# Provided data start
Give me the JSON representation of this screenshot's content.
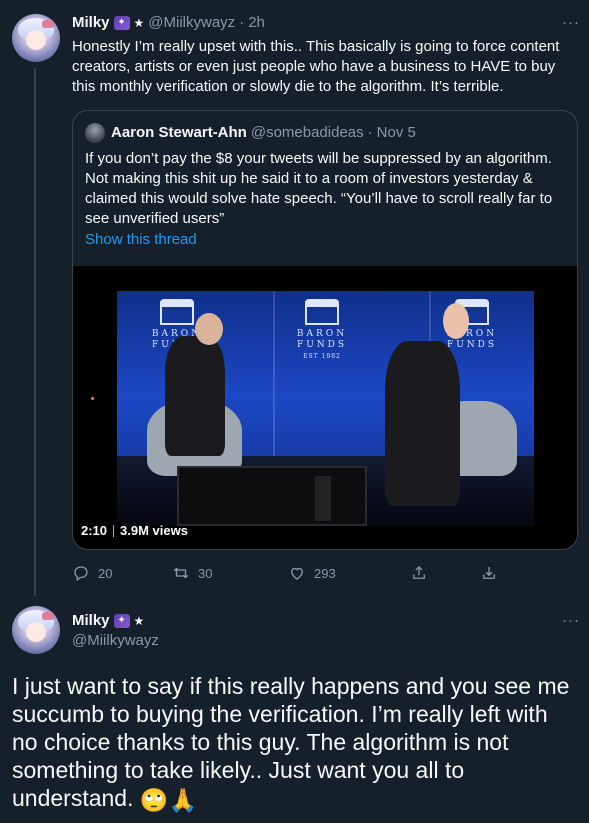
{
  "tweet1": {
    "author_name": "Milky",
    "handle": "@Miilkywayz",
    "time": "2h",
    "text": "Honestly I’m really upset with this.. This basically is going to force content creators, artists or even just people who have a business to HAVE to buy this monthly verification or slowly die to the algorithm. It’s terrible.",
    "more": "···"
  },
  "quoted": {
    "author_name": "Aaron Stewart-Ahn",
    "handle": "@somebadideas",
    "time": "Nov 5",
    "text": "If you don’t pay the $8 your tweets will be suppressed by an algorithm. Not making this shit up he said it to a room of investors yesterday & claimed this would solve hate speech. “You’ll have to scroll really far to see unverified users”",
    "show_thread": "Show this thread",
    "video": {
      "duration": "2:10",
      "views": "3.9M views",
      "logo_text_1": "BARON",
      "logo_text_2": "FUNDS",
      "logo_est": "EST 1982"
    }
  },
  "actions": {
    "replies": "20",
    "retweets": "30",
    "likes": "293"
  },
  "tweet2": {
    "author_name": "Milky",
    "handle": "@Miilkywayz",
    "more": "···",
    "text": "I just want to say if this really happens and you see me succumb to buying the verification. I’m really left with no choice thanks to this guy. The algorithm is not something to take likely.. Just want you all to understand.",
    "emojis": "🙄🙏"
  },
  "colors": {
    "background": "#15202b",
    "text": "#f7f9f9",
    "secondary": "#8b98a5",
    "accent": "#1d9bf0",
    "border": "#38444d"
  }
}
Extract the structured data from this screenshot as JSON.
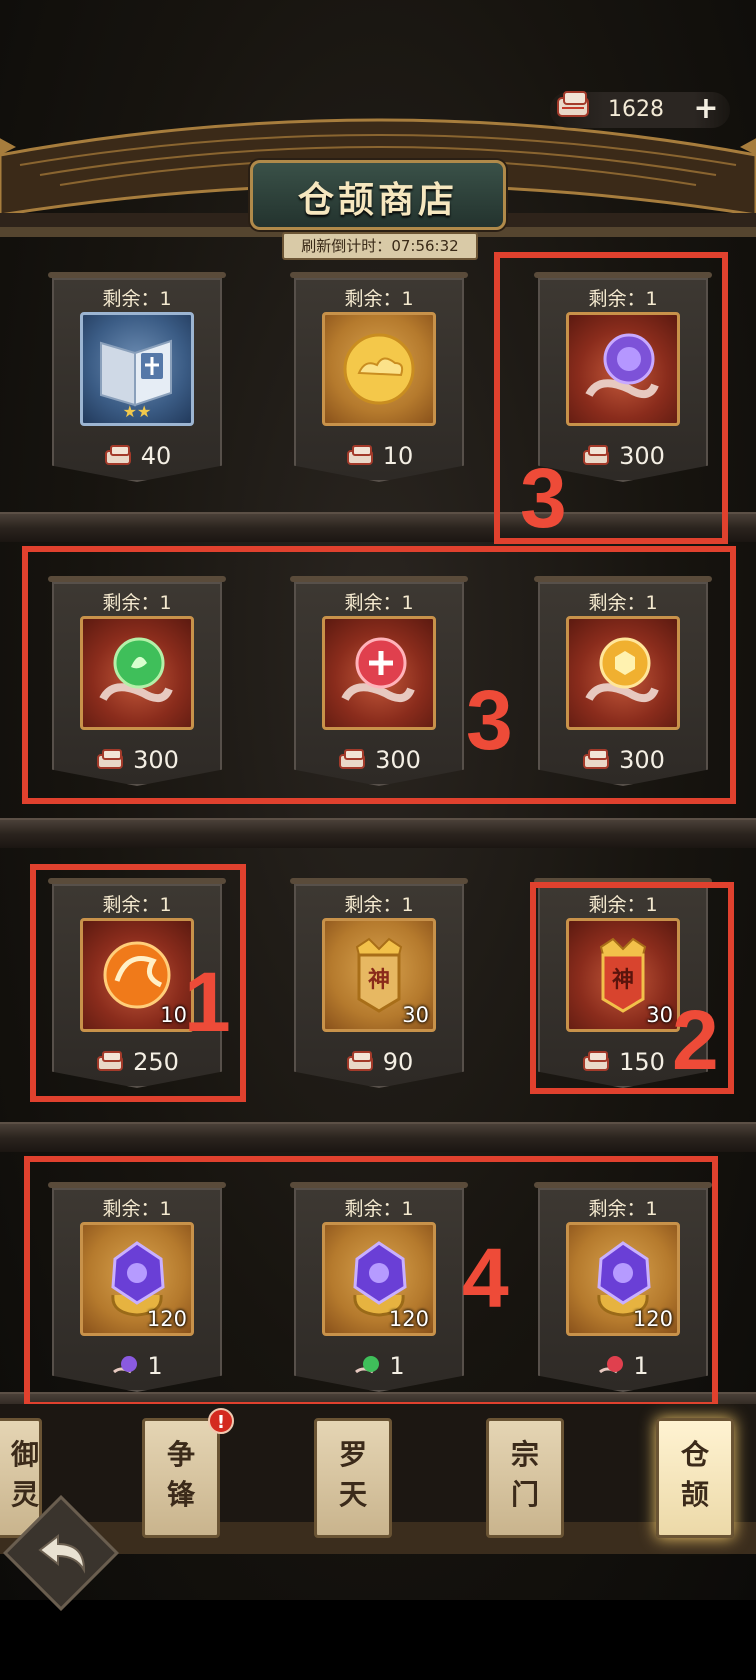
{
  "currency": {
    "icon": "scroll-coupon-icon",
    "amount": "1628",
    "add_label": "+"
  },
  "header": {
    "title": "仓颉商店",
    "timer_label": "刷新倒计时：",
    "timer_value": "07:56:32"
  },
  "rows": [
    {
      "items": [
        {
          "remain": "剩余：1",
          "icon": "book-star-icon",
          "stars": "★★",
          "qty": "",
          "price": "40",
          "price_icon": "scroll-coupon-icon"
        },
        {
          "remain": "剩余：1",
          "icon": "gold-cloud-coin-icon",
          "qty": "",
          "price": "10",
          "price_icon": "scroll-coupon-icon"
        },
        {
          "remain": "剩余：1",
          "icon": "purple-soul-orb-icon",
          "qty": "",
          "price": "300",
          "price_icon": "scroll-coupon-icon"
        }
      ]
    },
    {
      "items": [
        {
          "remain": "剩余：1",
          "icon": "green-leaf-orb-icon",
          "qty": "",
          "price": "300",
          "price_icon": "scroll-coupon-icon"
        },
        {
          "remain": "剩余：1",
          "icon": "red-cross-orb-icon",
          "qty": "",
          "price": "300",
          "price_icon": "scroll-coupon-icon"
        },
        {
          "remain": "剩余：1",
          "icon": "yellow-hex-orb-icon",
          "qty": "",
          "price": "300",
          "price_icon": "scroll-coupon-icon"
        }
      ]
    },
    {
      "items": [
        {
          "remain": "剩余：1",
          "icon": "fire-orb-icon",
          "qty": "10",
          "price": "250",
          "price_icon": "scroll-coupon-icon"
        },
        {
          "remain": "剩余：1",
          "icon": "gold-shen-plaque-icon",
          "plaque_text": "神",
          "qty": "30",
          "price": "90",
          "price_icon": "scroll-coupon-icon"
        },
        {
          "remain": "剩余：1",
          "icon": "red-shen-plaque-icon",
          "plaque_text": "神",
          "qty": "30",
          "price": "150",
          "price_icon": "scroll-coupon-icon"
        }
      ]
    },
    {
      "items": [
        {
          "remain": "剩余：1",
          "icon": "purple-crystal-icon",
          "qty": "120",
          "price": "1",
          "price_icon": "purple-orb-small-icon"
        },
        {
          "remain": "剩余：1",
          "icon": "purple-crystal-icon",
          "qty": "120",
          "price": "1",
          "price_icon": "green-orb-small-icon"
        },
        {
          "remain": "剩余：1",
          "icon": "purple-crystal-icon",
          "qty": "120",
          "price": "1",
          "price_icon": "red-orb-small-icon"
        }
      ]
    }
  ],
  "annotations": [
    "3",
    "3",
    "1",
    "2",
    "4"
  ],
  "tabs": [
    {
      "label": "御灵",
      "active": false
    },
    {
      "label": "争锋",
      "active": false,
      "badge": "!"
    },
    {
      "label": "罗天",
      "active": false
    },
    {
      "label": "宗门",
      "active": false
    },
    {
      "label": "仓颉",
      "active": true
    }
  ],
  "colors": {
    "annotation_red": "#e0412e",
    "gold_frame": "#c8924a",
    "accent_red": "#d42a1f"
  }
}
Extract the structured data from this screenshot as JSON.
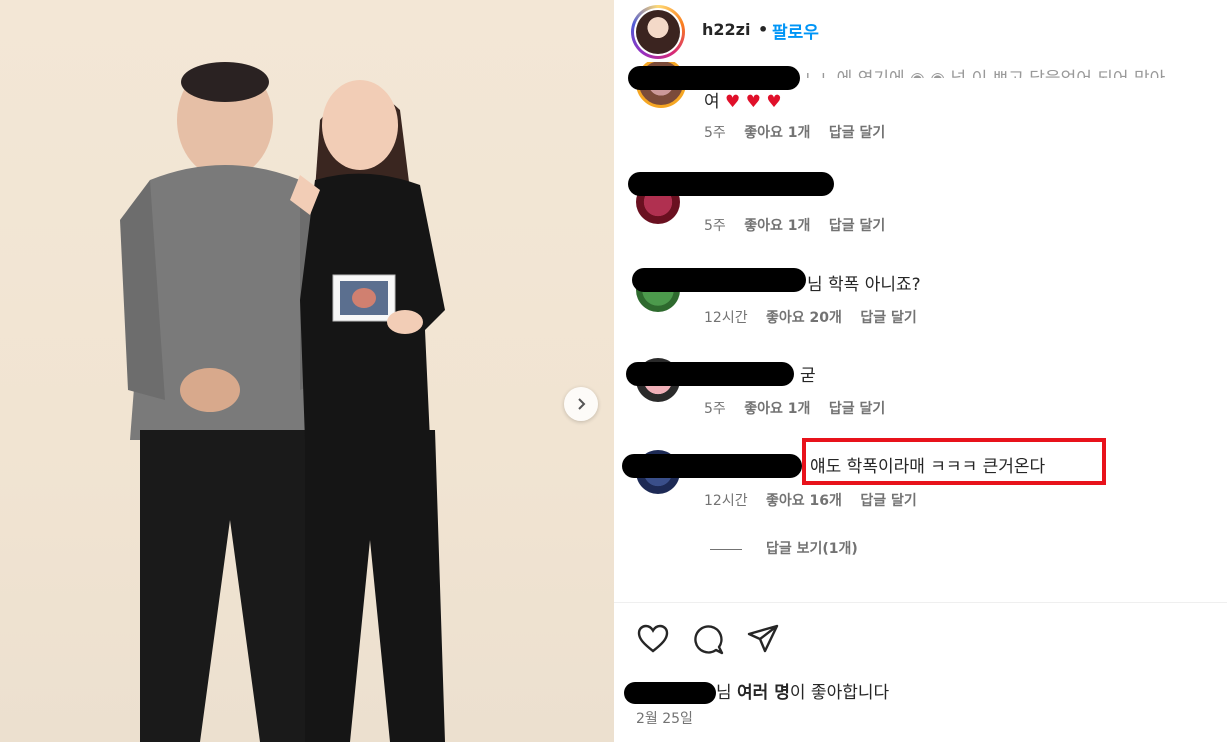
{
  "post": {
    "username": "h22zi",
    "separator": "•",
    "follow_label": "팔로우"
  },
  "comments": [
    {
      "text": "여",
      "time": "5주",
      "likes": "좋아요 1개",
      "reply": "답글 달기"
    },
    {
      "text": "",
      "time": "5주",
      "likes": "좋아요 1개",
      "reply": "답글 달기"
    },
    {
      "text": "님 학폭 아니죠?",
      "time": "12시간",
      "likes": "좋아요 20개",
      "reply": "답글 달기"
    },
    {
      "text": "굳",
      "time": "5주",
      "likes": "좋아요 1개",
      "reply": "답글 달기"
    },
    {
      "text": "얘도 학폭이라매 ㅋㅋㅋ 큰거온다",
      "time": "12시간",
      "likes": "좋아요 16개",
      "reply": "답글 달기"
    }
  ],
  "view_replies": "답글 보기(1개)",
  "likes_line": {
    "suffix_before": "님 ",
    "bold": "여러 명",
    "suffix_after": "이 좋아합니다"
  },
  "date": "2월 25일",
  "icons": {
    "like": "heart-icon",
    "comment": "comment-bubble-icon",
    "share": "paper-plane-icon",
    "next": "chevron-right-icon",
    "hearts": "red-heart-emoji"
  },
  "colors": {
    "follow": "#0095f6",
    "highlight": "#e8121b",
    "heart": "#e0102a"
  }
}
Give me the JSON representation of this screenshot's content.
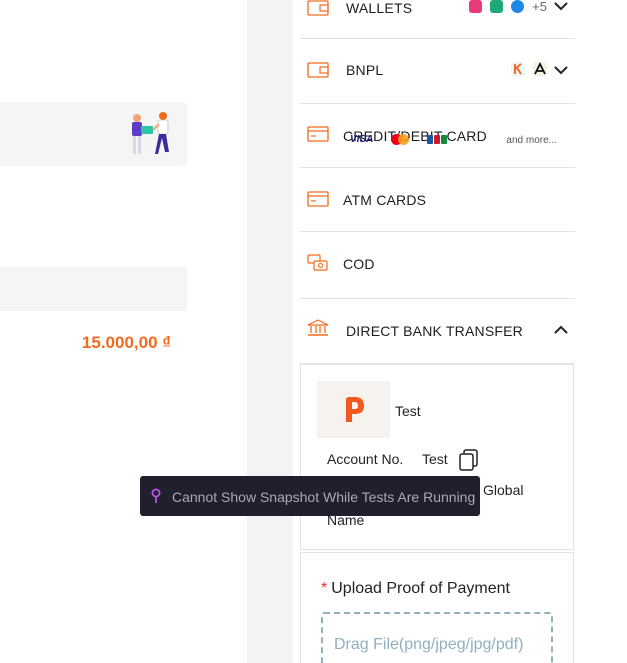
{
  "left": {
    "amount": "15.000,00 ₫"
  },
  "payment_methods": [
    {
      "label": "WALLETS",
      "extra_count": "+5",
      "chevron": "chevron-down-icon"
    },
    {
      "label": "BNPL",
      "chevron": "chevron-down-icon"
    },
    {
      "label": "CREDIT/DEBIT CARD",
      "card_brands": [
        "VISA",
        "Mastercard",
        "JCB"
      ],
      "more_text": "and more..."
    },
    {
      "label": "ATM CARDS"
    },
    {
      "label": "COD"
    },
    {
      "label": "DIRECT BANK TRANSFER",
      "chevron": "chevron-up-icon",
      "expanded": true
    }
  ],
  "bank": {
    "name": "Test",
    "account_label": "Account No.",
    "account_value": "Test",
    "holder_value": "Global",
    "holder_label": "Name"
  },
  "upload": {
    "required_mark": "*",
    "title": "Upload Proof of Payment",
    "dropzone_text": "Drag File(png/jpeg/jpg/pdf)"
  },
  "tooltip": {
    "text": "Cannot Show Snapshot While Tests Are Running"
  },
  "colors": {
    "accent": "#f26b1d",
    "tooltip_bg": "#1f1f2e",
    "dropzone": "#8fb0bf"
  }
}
# Provided data end
Exclude the pictures, and transcribe all of the material exactly.

Give me the JSON representation of this screenshot's content.
{
  "tweet1": {
    "author_name": "Milky",
    "handle": "@Miilkywayz",
    "time": "2h",
    "text": "Honestly I’m really upset with this.. This basically is going to force content creators, artists or even just people who have a business to HAVE to buy this monthly verification or slowly die to the algorithm. It’s terrible.",
    "more": "···"
  },
  "quoted": {
    "author_name": "Aaron Stewart-Ahn",
    "handle": "@somebadideas",
    "time": "Nov 5",
    "text": "If you don’t pay the $8 your tweets will be suppressed by an algorithm. Not making this shit up he said it to a room of investors yesterday & claimed this would solve hate speech. “You’ll have to scroll really far to see unverified users”",
    "show_thread": "Show this thread",
    "video": {
      "duration": "2:10",
      "views": "3.9M views",
      "logo_text_1": "BARON",
      "logo_text_2": "FUNDS",
      "logo_est": "EST 1982"
    }
  },
  "actions": {
    "replies": "20",
    "retweets": "30",
    "likes": "293"
  },
  "tweet2": {
    "author_name": "Milky",
    "handle": "@Miilkywayz",
    "more": "···",
    "text": "I just want to say if this really happens and you see me succumb to buying the verification. I’m really left with no choice thanks to this guy. The algorithm is not something to take likely.. Just want you all to understand.",
    "emojis": "🙄🙏"
  },
  "colors": {
    "background": "#15202b",
    "text": "#f7f9f9",
    "secondary": "#8b98a5",
    "accent": "#1d9bf0",
    "border": "#38444d"
  }
}
Extract the structured data from this screenshot as JSON.
{
  "currency": {
    "icon": "scroll-coupon-icon",
    "amount": "1628",
    "add_label": "+"
  },
  "header": {
    "title": "仓颉商店",
    "timer_label": "刷新倒计时：",
    "timer_value": "07:56:32"
  },
  "rows": [
    {
      "items": [
        {
          "remain": "剩余：1",
          "icon": "book-star-icon",
          "stars": "★★",
          "qty": "",
          "price": "40",
          "price_icon": "scroll-coupon-icon"
        },
        {
          "remain": "剩余：1",
          "icon": "gold-cloud-coin-icon",
          "qty": "",
          "price": "10",
          "price_icon": "scroll-coupon-icon"
        },
        {
          "remain": "剩余：1",
          "icon": "purple-soul-orb-icon",
          "qty": "",
          "price": "300",
          "price_icon": "scroll-coupon-icon"
        }
      ]
    },
    {
      "items": [
        {
          "remain": "剩余：1",
          "icon": "green-leaf-orb-icon",
          "qty": "",
          "price": "300",
          "price_icon": "scroll-coupon-icon"
        },
        {
          "remain": "剩余：1",
          "icon": "red-cross-orb-icon",
          "qty": "",
          "price": "300",
          "price_icon": "scroll-coupon-icon"
        },
        {
          "remain": "剩余：1",
          "icon": "yellow-hex-orb-icon",
          "qty": "",
          "price": "300",
          "price_icon": "scroll-coupon-icon"
        }
      ]
    },
    {
      "items": [
        {
          "remain": "剩余：1",
          "icon": "fire-orb-icon",
          "qty": "10",
          "price": "250",
          "price_icon": "scroll-coupon-icon"
        },
        {
          "remain": "剩余：1",
          "icon": "gold-shen-plaque-icon",
          "plaque_text": "神",
          "qty": "30",
          "price": "90",
          "price_icon": "scroll-coupon-icon"
        },
        {
          "remain": "剩余：1",
          "icon": "red-shen-plaque-icon",
          "plaque_text": "神",
          "qty": "30",
          "price": "150",
          "price_icon": "scroll-coupon-icon"
        }
      ]
    },
    {
      "items": [
        {
          "remain": "剩余：1",
          "icon": "purple-crystal-icon",
          "qty": "120",
          "price": "1",
          "price_icon": "purple-orb-small-icon"
        },
        {
          "remain": "剩余：1",
          "icon": "purple-crystal-icon",
          "qty": "120",
          "price": "1",
          "price_icon": "green-orb-small-icon"
        },
        {
          "remain": "剩余：1",
          "icon": "purple-crystal-icon",
          "qty": "120",
          "price": "1",
          "price_icon": "red-orb-small-icon"
        }
      ]
    }
  ],
  "annotations": [
    "3",
    "3",
    "1",
    "2",
    "4"
  ],
  "tabs": [
    {
      "label": "御灵",
      "active": false
    },
    {
      "label": "争锋",
      "active": false,
      "badge": "!"
    },
    {
      "label": "罗天",
      "active": false
    },
    {
      "label": "宗门",
      "active": false
    },
    {
      "label": "仓颉",
      "active": true
    }
  ],
  "colors": {
    "annotation_red": "#e0412e",
    "gold_frame": "#c8924a",
    "accent_red": "#d42a1f"
  }
}
Extract the structured data from this screenshot as JSON.
{
  "post": {
    "username": "h22zi",
    "separator": "•",
    "follow_label": "팔로우"
  },
  "comments": [
    {
      "text": "여",
      "time": "5주",
      "likes": "좋아요 1개",
      "reply": "답글 달기"
    },
    {
      "text": "",
      "time": "5주",
      "likes": "좋아요 1개",
      "reply": "답글 달기"
    },
    {
      "text": "님 학폭 아니죠?",
      "time": "12시간",
      "likes": "좋아요 20개",
      "reply": "답글 달기"
    },
    {
      "text": "굳",
      "time": "5주",
      "likes": "좋아요 1개",
      "reply": "답글 달기"
    },
    {
      "text": "얘도 학폭이라매 ㅋㅋㅋ 큰거온다",
      "time": "12시간",
      "likes": "좋아요 16개",
      "reply": "답글 달기"
    }
  ],
  "view_replies": "답글 보기(1개)",
  "likes_line": {
    "suffix_before": "님 ",
    "bold": "여러 명",
    "suffix_after": "이 좋아합니다"
  },
  "date": "2월 25일",
  "icons": {
    "like": "heart-icon",
    "comment": "comment-bubble-icon",
    "share": "paper-plane-icon",
    "next": "chevron-right-icon",
    "hearts": "red-heart-emoji"
  },
  "colors": {
    "follow": "#0095f6",
    "highlight": "#e8121b",
    "heart": "#e0102a"
  }
}
Give me the JSON representation of this screenshot's content.
{
  "left": {
    "amount": "15.000,00 ₫"
  },
  "payment_methods": [
    {
      "label": "WALLETS",
      "extra_count": "+5",
      "chevron": "chevron-down-icon"
    },
    {
      "label": "BNPL",
      "chevron": "chevron-down-icon"
    },
    {
      "label": "CREDIT/DEBIT CARD",
      "card_brands": [
        "VISA",
        "Mastercard",
        "JCB"
      ],
      "more_text": "and more..."
    },
    {
      "label": "ATM CARDS"
    },
    {
      "label": "COD"
    },
    {
      "label": "DIRECT BANK TRANSFER",
      "chevron": "chevron-up-icon",
      "expanded": true
    }
  ],
  "bank": {
    "name": "Test",
    "account_label": "Account No.",
    "account_value": "Test",
    "holder_value": "Global",
    "holder_label": "Name"
  },
  "upload": {
    "required_mark": "*",
    "title": "Upload Proof of Payment",
    "dropzone_text": "Drag File(png/jpeg/jpg/pdf)"
  },
  "tooltip": {
    "text": "Cannot Show Snapshot While Tests Are Running"
  },
  "colors": {
    "accent": "#f26b1d",
    "tooltip_bg": "#1f1f2e",
    "dropzone": "#8fb0bf"
  }
}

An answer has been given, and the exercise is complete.